Work required ▸
Quote the full listing word for word.

Source material ▸

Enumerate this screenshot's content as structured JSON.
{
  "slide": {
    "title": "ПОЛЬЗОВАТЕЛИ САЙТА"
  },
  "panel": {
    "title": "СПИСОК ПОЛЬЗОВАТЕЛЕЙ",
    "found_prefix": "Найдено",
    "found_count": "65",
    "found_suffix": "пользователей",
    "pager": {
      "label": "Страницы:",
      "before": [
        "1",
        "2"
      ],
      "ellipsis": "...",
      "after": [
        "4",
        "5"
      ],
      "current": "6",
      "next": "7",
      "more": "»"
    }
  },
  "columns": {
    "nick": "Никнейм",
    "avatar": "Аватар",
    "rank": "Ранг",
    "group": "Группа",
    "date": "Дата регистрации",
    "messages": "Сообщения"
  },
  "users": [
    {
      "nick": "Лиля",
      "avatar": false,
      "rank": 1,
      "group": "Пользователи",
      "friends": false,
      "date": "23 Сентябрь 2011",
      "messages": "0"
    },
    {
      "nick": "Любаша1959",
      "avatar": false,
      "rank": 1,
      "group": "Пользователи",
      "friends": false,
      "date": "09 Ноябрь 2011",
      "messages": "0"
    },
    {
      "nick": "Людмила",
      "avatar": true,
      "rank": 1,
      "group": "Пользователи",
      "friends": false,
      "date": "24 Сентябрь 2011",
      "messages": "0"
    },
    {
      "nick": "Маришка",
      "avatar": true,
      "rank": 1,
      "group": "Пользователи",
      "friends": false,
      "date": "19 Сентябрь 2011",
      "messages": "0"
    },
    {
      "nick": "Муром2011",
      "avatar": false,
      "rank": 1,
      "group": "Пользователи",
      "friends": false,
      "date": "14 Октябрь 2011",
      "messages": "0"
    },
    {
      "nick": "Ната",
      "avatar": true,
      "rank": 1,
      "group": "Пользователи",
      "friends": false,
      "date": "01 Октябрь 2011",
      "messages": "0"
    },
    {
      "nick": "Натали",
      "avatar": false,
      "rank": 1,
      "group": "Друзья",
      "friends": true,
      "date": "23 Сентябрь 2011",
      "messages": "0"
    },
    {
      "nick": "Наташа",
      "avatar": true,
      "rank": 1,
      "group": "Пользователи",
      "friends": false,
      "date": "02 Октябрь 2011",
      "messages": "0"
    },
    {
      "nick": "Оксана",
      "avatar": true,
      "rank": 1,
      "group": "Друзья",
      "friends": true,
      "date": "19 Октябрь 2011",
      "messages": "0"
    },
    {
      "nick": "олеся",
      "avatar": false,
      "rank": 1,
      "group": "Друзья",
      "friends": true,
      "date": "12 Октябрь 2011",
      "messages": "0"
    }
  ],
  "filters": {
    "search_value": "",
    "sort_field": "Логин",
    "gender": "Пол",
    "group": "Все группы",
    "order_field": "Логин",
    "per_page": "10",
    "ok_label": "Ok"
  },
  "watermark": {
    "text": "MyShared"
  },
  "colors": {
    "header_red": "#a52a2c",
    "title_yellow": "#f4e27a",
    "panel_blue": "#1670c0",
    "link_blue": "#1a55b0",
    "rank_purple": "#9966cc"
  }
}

Correct answer ▸
Enumerate this screenshot's content as structured JSON.
{
  "slide": {
    "title": "ПОЛЬЗОВАТЕЛИ САЙТА"
  },
  "panel": {
    "title": "СПИСОК ПОЛЬЗОВАТЕЛЕЙ",
    "found_prefix": "Найдено",
    "found_count": "65",
    "found_suffix": "пользователей",
    "pager": {
      "label": "Страницы:",
      "before": [
        "1",
        "2"
      ],
      "ellipsis": "...",
      "after": [
        "4",
        "5"
      ],
      "current": "6",
      "next": "7",
      "more": "»"
    }
  },
  "columns": {
    "nick": "Никнейм",
    "avatar": "Аватар",
    "rank": "Ранг",
    "group": "Группа",
    "date": "Дата регистрации",
    "messages": "Сообщения"
  },
  "users": [
    {
      "nick": "Лиля",
      "avatar": false,
      "rank": 1,
      "group": "Пользователи",
      "friends": false,
      "date": "23 Сентябрь 2011",
      "messages": "0"
    },
    {
      "nick": "Любаша1959",
      "avatar": false,
      "rank": 1,
      "group": "Пользователи",
      "friends": false,
      "date": "09 Ноябрь 2011",
      "messages": "0"
    },
    {
      "nick": "Людмила",
      "avatar": true,
      "rank": 1,
      "group": "Пользователи",
      "friends": false,
      "date": "24 Сентябрь 2011",
      "messages": "0"
    },
    {
      "nick": "Маришка",
      "avatar": true,
      "rank": 1,
      "group": "Пользователи",
      "friends": false,
      "date": "19 Сентябрь 2011",
      "messages": "0"
    },
    {
      "nick": "Муром2011",
      "avatar": false,
      "rank": 1,
      "group": "Пользователи",
      "friends": false,
      "date": "14 Октябрь 2011",
      "messages": "0"
    },
    {
      "nick": "Ната",
      "avatar": true,
      "rank": 1,
      "group": "Пользователи",
      "friends": false,
      "date": "01 Октябрь 2011",
      "messages": "0"
    },
    {
      "nick": "Натали",
      "avatar": false,
      "rank": 1,
      "group": "Друзья",
      "friends": true,
      "date": "23 Сентябрь 2011",
      "messages": "0"
    },
    {
      "nick": "Наташа",
      "avatar": true,
      "rank": 1,
      "group": "Пользователи",
      "friends": false,
      "date": "02 Октябрь 2011",
      "messages": "0"
    },
    {
      "nick": "Оксана",
      "avatar": true,
      "rank": 1,
      "group": "Друзья",
      "friends": true,
      "date": "19 Октябрь 2011",
      "messages": "0"
    },
    {
      "nick": "олеся",
      "avatar": false,
      "rank": 1,
      "group": "Друзья",
      "friends": true,
      "date": "12 Октябрь 2011",
      "messages": "0"
    }
  ],
  "filters": {
    "search_value": "",
    "sort_field": "Логин",
    "gender": "Пол",
    "group": "Все группы",
    "order_field": "Логин",
    "per_page": "10",
    "ok_label": "Ok"
  },
  "watermark": {
    "text": "MyShared"
  },
  "colors": {
    "header_red": "#a52a2c",
    "title_yellow": "#f4e27a",
    "panel_blue": "#1670c0",
    "link_blue": "#1a55b0",
    "rank_purple": "#9966cc"
  }
}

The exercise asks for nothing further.